Raw data:
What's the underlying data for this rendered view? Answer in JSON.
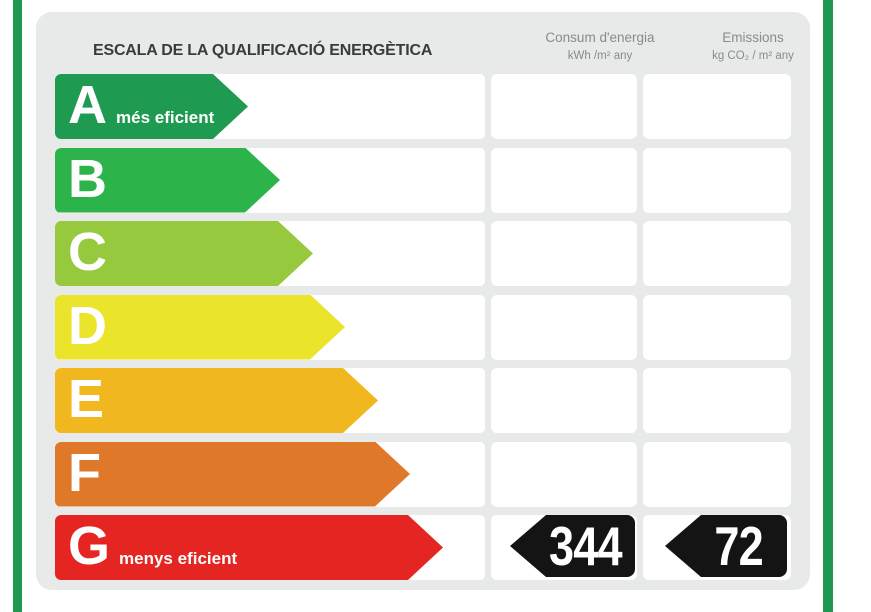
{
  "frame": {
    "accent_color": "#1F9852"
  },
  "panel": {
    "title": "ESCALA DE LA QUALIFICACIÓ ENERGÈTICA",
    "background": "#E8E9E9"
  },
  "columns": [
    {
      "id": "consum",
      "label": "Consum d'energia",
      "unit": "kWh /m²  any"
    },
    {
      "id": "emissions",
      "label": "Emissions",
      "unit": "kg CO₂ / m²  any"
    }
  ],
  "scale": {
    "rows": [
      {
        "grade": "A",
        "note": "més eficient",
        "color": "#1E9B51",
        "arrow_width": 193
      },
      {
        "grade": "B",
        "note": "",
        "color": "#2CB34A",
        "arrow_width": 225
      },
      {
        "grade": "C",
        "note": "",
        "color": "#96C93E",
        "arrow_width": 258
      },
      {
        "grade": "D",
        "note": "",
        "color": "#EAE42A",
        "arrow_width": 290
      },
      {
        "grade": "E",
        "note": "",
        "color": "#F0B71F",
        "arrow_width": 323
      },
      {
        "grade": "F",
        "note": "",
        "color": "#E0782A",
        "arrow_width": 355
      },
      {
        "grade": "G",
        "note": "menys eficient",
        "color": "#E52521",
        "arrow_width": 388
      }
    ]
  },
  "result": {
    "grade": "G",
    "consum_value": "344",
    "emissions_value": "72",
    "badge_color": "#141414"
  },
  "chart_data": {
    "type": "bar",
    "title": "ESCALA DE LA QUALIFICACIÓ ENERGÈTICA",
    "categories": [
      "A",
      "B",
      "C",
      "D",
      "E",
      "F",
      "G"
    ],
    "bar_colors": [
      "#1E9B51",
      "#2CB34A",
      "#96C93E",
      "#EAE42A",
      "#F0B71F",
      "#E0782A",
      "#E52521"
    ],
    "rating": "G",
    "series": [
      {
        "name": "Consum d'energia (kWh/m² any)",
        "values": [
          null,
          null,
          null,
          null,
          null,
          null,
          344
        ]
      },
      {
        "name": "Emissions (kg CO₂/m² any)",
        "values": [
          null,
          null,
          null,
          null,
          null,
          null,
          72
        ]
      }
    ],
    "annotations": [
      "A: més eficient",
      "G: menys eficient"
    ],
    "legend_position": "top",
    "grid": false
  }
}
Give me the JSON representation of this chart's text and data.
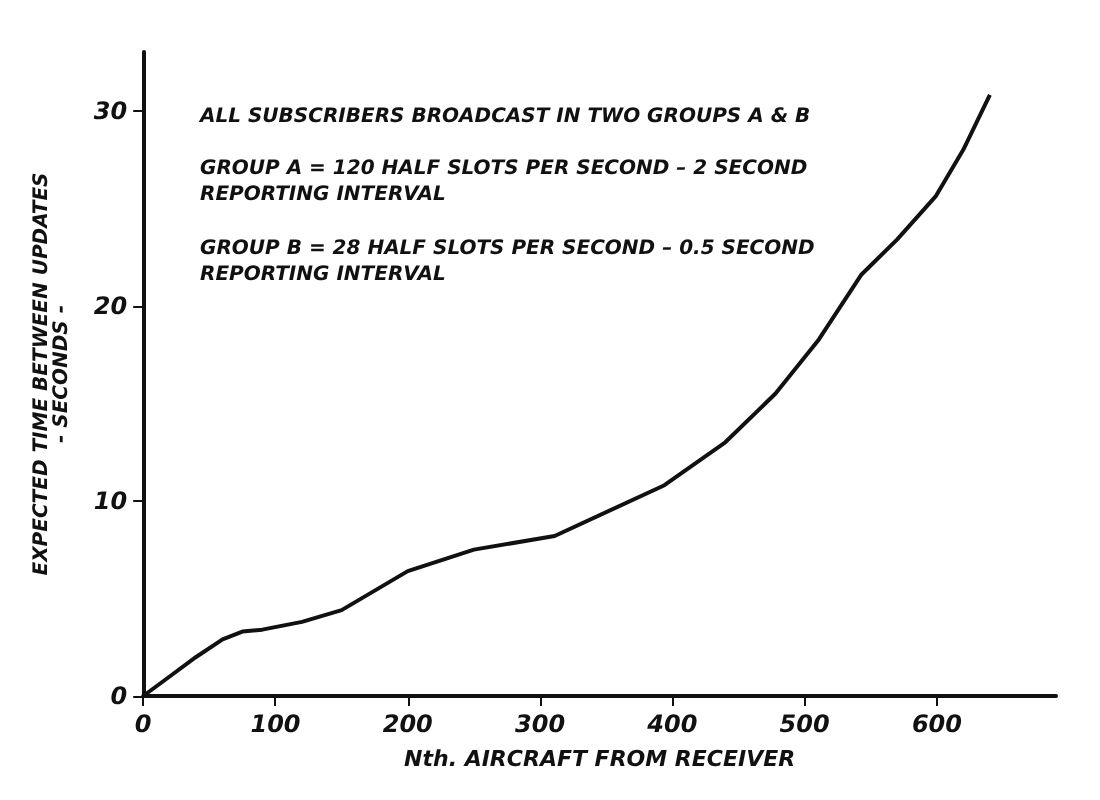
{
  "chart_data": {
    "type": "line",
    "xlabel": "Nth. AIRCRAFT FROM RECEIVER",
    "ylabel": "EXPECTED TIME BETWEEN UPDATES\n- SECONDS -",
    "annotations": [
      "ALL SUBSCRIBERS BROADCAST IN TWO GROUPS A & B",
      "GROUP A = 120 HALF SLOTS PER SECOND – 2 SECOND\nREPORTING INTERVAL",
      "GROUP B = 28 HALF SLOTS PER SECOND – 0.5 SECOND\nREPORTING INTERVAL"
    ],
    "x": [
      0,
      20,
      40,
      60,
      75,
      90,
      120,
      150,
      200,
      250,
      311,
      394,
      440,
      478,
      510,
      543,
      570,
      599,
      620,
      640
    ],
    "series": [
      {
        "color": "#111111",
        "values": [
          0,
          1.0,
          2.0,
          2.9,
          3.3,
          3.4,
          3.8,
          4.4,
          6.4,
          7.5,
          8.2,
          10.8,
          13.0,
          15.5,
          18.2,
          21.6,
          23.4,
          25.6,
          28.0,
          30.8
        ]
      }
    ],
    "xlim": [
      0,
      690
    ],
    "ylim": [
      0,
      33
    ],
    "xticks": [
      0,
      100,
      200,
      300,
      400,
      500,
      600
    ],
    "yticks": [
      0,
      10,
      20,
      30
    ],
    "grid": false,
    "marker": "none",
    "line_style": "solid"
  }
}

Your task:
Pictures stay out of the copy; please restate every record above exactly.

Finished task:
What's the underlying data for this rendered view? Answer in JSON.
{
  "frame": {
    "accent_color": "#1F9852"
  },
  "panel": {
    "title": "ESCALA DE LA QUALIFICACIÓ ENERGÈTICA",
    "background": "#E8E9E9"
  },
  "columns": [
    {
      "id": "consum",
      "label": "Consum d'energia",
      "unit": "kWh /m²  any"
    },
    {
      "id": "emissions",
      "label": "Emissions",
      "unit": "kg CO₂ / m²  any"
    }
  ],
  "scale": {
    "rows": [
      {
        "grade": "A",
        "note": "més eficient",
        "color": "#1E9B51",
        "arrow_width": 193
      },
      {
        "grade": "B",
        "note": "",
        "color": "#2CB34A",
        "arrow_width": 225
      },
      {
        "grade": "C",
        "note": "",
        "color": "#96C93E",
        "arrow_width": 258
      },
      {
        "grade": "D",
        "note": "",
        "color": "#EAE42A",
        "arrow_width": 290
      },
      {
        "grade": "E",
        "note": "",
        "color": "#F0B71F",
        "arrow_width": 323
      },
      {
        "grade": "F",
        "note": "",
        "color": "#E0782A",
        "arrow_width": 355
      },
      {
        "grade": "G",
        "note": "menys eficient",
        "color": "#E52521",
        "arrow_width": 388
      }
    ]
  },
  "result": {
    "grade": "G",
    "consum_value": "344",
    "emissions_value": "72",
    "badge_color": "#141414"
  },
  "chart_data": {
    "type": "bar",
    "title": "ESCALA DE LA QUALIFICACIÓ ENERGÈTICA",
    "categories": [
      "A",
      "B",
      "C",
      "D",
      "E",
      "F",
      "G"
    ],
    "bar_colors": [
      "#1E9B51",
      "#2CB34A",
      "#96C93E",
      "#EAE42A",
      "#F0B71F",
      "#E0782A",
      "#E52521"
    ],
    "rating": "G",
    "series": [
      {
        "name": "Consum d'energia (kWh/m² any)",
        "values": [
          null,
          null,
          null,
          null,
          null,
          null,
          344
        ]
      },
      {
        "name": "Emissions (kg CO₂/m² any)",
        "values": [
          null,
          null,
          null,
          null,
          null,
          null,
          72
        ]
      }
    ],
    "annotations": [
      "A: més eficient",
      "G: menys eficient"
    ],
    "legend_position": "top",
    "grid": false
  }
}
Give me the JSON representation of this chart's text and data.
{
  "chart_data": {
    "type": "line",
    "xlabel": "Nth. AIRCRAFT FROM RECEIVER",
    "ylabel": "EXPECTED TIME BETWEEN UPDATES\n- SECONDS -",
    "annotations": [
      "ALL SUBSCRIBERS BROADCAST IN TWO GROUPS A & B",
      "GROUP A = 120 HALF SLOTS PER SECOND – 2 SECOND\nREPORTING INTERVAL",
      "GROUP B = 28 HALF SLOTS PER SECOND – 0.5 SECOND\nREPORTING INTERVAL"
    ],
    "x": [
      0,
      20,
      40,
      60,
      75,
      90,
      120,
      150,
      200,
      250,
      311,
      394,
      440,
      478,
      510,
      543,
      570,
      599,
      620,
      640
    ],
    "series": [
      {
        "color": "#111111",
        "values": [
          0,
          1.0,
          2.0,
          2.9,
          3.3,
          3.4,
          3.8,
          4.4,
          6.4,
          7.5,
          8.2,
          10.8,
          13.0,
          15.5,
          18.2,
          21.6,
          23.4,
          25.6,
          28.0,
          30.8
        ]
      }
    ],
    "xlim": [
      0,
      690
    ],
    "ylim": [
      0,
      33
    ],
    "xticks": [
      0,
      100,
      200,
      300,
      400,
      500,
      600
    ],
    "yticks": [
      0,
      10,
      20,
      30
    ],
    "grid": false,
    "marker": "none",
    "line_style": "solid"
  }
}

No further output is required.